EXERCISE BRIEF: Go through the entries below and retype them exactly, omitting each picture.

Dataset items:
|---|

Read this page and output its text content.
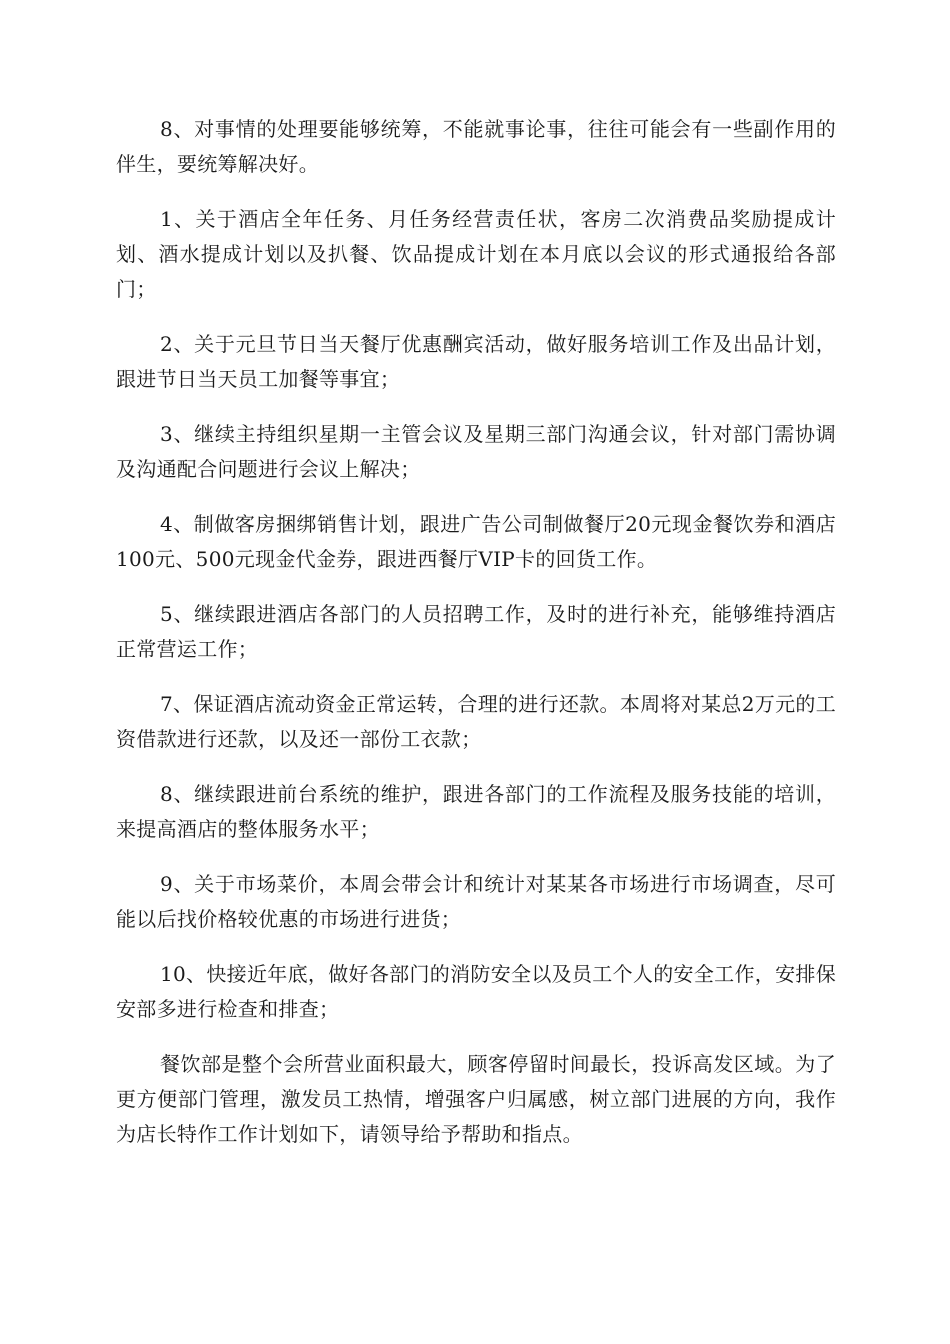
8、对事情的处理要能够统筹，不能就事论事，往往可能会有一些副作用的伴生，要统筹解决好。

1、关于酒店全年任务、月任务经营责任状，客房二次消费品奖励提成计划、酒水提成计划以及扒餐、饮品提成计划在本月底以会议的形式通报给各部门；

2、关于元旦节日当天餐厅优惠酬宾活动，做好服务培训工作及出品计划，跟进节日当天员工加餐等事宜；

3、继续主持组织星期一主管会议及星期三部门沟通会议，针对部门需协调及沟通配合问题进行会议上解决；

4、制做客房捆绑销售计划，跟进广告公司制做餐厅20元现金餐饮券和酒店100元、500元现金代金券，跟进西餐厅VIP卡的回货工作。

5、继续跟进酒店各部门的人员招聘工作，及时的进行补充，能够维持酒店正常营运工作；

7、保证酒店流动资金正常运转，合理的进行还款。本周将对某总2万元的工资借款进行还款，以及还一部份工衣款；

8、继续跟进前台系统的维护，跟进各部门的工作流程及服务技能的培训，来提高酒店的整体服务水平；

9、关于市场菜价，本周会带会计和统计对某某各市场进行市场调查，尽可能以后找价格较优惠的市场进行进货；

10、快接近年底，做好各部门的消防安全以及员工个人的安全工作，安排保安部多进行检查和排查；

餐饮部是整个会所营业面积最大，顾客停留时间最长，投诉高发区域。为了更方便部门管理，激发员工热情，增强客户归属感，树立部门进展的方向，我作为店长特作工作计划如下，请领导给予帮助和指点。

|---|

THE COMPLETED TASK:
Read this page and output its text content.
8、对事情的处理要能够统筹，不能就事论事，往往可能会有一些副作用的伴生，要统筹解决好。

1、关于酒店全年任务、月任务经营责任状，客房二次消费品奖励提成计划、酒水提成计划以及扒餐、饮品提成计划在本月底以会议的形式通报给各部门；

2、关于元旦节日当天餐厅优惠酬宾活动，做好服务培训工作及出品计划，跟进节日当天员工加餐等事宜；

3、继续主持组织星期一主管会议及星期三部门沟通会议，针对部门需协调及沟通配合问题进行会议上解决；

4、制做客房捆绑销售计划，跟进广告公司制做餐厅20元现金餐饮券和酒店100元、500元现金代金券，跟进西餐厅VIP卡的回货工作。

5、继续跟进酒店各部门的人员招聘工作，及时的进行补充，能够维持酒店正常营运工作；

7、保证酒店流动资金正常运转，合理的进行还款。本周将对某总2万元的工资借款进行还款，以及还一部份工衣款；

8、继续跟进前台系统的维护，跟进各部门的工作流程及服务技能的培训，来提高酒店的整体服务水平；

9、关于市场菜价，本周会带会计和统计对某某各市场进行市场调查，尽可能以后找价格较优惠的市场进行进货；

10、快接近年底，做好各部门的消防安全以及员工个人的安全工作，安排保安部多进行检查和排查；

餐饮部是整个会所营业面积最大，顾客停留时间最长，投诉高发区域。为了更方便部门管理，激发员工热情，增强客户归属感，树立部门进展的方向，我作为店长特作工作计划如下，请领导给予帮助和指点。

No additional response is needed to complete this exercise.